- **Task goal**:
All the data should come back exactly as it was given.

* begin *

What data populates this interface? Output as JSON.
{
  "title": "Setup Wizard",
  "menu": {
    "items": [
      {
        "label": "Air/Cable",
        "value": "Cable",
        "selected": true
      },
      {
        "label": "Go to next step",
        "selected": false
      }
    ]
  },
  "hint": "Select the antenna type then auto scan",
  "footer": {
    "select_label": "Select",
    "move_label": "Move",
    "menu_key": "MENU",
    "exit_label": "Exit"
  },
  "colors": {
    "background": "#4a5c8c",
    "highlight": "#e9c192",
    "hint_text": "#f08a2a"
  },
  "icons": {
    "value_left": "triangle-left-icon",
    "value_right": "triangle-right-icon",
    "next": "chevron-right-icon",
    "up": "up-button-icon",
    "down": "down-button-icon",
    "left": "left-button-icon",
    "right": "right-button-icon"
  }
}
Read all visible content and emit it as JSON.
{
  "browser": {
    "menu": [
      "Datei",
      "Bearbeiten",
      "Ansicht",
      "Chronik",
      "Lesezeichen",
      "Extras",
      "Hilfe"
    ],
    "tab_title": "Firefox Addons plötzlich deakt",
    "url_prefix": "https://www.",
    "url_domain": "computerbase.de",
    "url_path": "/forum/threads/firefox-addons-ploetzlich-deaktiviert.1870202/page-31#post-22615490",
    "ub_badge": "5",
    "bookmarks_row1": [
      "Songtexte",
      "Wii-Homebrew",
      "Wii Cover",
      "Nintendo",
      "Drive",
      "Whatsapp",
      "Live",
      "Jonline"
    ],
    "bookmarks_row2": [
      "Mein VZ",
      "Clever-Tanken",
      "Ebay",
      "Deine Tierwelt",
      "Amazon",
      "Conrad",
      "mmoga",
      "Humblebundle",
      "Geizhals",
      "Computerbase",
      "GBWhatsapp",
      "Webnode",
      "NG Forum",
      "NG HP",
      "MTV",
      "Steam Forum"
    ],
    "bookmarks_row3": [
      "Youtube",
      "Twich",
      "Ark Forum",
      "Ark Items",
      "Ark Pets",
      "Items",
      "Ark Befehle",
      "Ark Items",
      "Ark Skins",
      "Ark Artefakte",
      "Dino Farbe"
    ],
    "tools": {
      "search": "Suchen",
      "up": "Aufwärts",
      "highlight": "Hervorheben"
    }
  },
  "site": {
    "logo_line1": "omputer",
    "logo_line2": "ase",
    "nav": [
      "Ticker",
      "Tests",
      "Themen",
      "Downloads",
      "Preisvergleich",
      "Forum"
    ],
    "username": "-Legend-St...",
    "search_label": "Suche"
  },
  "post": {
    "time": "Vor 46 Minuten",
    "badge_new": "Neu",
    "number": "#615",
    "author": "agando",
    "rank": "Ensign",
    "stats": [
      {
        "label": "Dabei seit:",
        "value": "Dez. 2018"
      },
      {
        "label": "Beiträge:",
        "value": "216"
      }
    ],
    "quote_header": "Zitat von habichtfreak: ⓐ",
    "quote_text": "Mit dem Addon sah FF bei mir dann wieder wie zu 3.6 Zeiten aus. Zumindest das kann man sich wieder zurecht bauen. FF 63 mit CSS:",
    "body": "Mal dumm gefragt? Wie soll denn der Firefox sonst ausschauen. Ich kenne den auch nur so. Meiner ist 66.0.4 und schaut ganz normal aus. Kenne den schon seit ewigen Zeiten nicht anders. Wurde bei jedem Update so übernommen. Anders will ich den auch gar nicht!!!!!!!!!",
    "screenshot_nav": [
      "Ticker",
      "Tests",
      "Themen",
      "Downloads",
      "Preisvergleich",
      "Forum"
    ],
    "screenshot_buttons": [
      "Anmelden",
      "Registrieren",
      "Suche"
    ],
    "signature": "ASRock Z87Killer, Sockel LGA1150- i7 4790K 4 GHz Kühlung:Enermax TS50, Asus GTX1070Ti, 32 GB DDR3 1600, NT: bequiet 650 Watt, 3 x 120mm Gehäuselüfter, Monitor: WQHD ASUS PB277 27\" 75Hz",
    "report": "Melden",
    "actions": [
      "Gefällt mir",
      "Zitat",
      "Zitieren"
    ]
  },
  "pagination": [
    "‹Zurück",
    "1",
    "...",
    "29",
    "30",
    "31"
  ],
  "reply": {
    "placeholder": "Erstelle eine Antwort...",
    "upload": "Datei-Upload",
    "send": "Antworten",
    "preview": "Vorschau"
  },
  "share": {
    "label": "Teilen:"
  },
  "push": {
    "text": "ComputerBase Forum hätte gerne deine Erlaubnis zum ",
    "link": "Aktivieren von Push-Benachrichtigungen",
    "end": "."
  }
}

* end *

- **Written answer**:
What data populates this interface? Output as JSON.
{
  "title": "Setup Wizard",
  "menu": {
    "items": [
      {
        "label": "Air/Cable",
        "value": "Cable",
        "selected": true
      },
      {
        "label": "Go to next step",
        "selected": false
      }
    ]
  },
  "hint": "Select the antenna type then auto scan",
  "footer": {
    "select_label": "Select",
    "move_label": "Move",
    "menu_key": "MENU",
    "exit_label": "Exit"
  },
  "colors": {
    "background": "#4a5c8c",
    "highlight": "#e9c192",
    "hint_text": "#f08a2a"
  },
  "icons": {
    "value_left": "triangle-left-icon",
    "value_right": "triangle-right-icon",
    "next": "chevron-right-icon",
    "up": "up-button-icon",
    "down": "down-button-icon",
    "left": "left-button-icon",
    "right": "right-button-icon"
  }
}
Read all visible content and emit it as JSON.
{
  "browser": {
    "menu": [
      "Datei",
      "Bearbeiten",
      "Ansicht",
      "Chronik",
      "Lesezeichen",
      "Extras",
      "Hilfe"
    ],
    "tab_title": "Firefox Addons plötzlich deakt",
    "url_prefix": "https://www.",
    "url_domain": "computerbase.de",
    "url_path": "/forum/threads/firefox-addons-ploetzlich-deaktiviert.1870202/page-31#post-22615490",
    "ub_badge": "5",
    "bookmarks_row1": [
      "Songtexte",
      "Wii-Homebrew",
      "Wii Cover",
      "Nintendo",
      "Drive",
      "Whatsapp",
      "Live",
      "Jonline"
    ],
    "bookmarks_row2": [
      "Mein VZ",
      "Clever-Tanken",
      "Ebay",
      "Deine Tierwelt",
      "Amazon",
      "Conrad",
      "mmoga",
      "Humblebundle",
      "Geizhals",
      "Computerbase",
      "GBWhatsapp",
      "Webnode",
      "NG Forum",
      "NG HP",
      "MTV",
      "Steam Forum"
    ],
    "bookmarks_row3": [
      "Youtube",
      "Twich",
      "Ark Forum",
      "Ark Items",
      "Ark Pets",
      "Items",
      "Ark Befehle",
      "Ark Items",
      "Ark Skins",
      "Ark Artefakte",
      "Dino Farbe"
    ],
    "tools": {
      "search": "Suchen",
      "up": "Aufwärts",
      "highlight": "Hervorheben"
    }
  },
  "site": {
    "logo_line1": "omputer",
    "logo_line2": "ase",
    "nav": [
      "Ticker",
      "Tests",
      "Themen",
      "Downloads",
      "Preisvergleich",
      "Forum"
    ],
    "username": "-Legend-St...",
    "search_label": "Suche"
  },
  "post": {
    "time": "Vor 46 Minuten",
    "badge_new": "Neu",
    "number": "#615",
    "author": "agando",
    "rank": "Ensign",
    "stats": [
      {
        "label": "Dabei seit:",
        "value": "Dez. 2018"
      },
      {
        "label": "Beiträge:",
        "value": "216"
      }
    ],
    "quote_header": "Zitat von habichtfreak: ⓐ",
    "quote_text": "Mit dem Addon sah FF bei mir dann wieder wie zu 3.6 Zeiten aus. Zumindest das kann man sich wieder zurecht bauen. FF 63 mit CSS:",
    "body": "Mal dumm gefragt? Wie soll denn der Firefox sonst ausschauen. Ich kenne den auch nur so. Meiner ist 66.0.4 und schaut ganz normal aus. Kenne den schon seit ewigen Zeiten nicht anders. Wurde bei jedem Update so übernommen. Anders will ich den auch gar nicht!!!!!!!!!",
    "screenshot_nav": [
      "Ticker",
      "Tests",
      "Themen",
      "Downloads",
      "Preisvergleich",
      "Forum"
    ],
    "screenshot_buttons": [
      "Anmelden",
      "Registrieren",
      "Suche"
    ],
    "signature": "ASRock Z87Killer, Sockel LGA1150- i7 4790K 4 GHz Kühlung:Enermax TS50, Asus GTX1070Ti, 32 GB DDR3 1600, NT: bequiet 650 Watt, 3 x 120mm Gehäuselüfter, Monitor: WQHD ASUS PB277 27\" 75Hz",
    "report": "Melden",
    "actions": [
      "Gefällt mir",
      "Zitat",
      "Zitieren"
    ]
  },
  "pagination": [
    "‹Zurück",
    "1",
    "...",
    "29",
    "30",
    "31"
  ],
  "reply": {
    "placeholder": "Erstelle eine Antwort...",
    "upload": "Datei-Upload",
    "send": "Antworten",
    "preview": "Vorschau"
  },
  "share": {
    "label": "Teilen:"
  },
  "push": {
    "text": "ComputerBase Forum hätte gerne deine Erlaubnis zum ",
    "link": "Aktivieren von Push-Benachrichtigungen",
    "end": "."
  }
}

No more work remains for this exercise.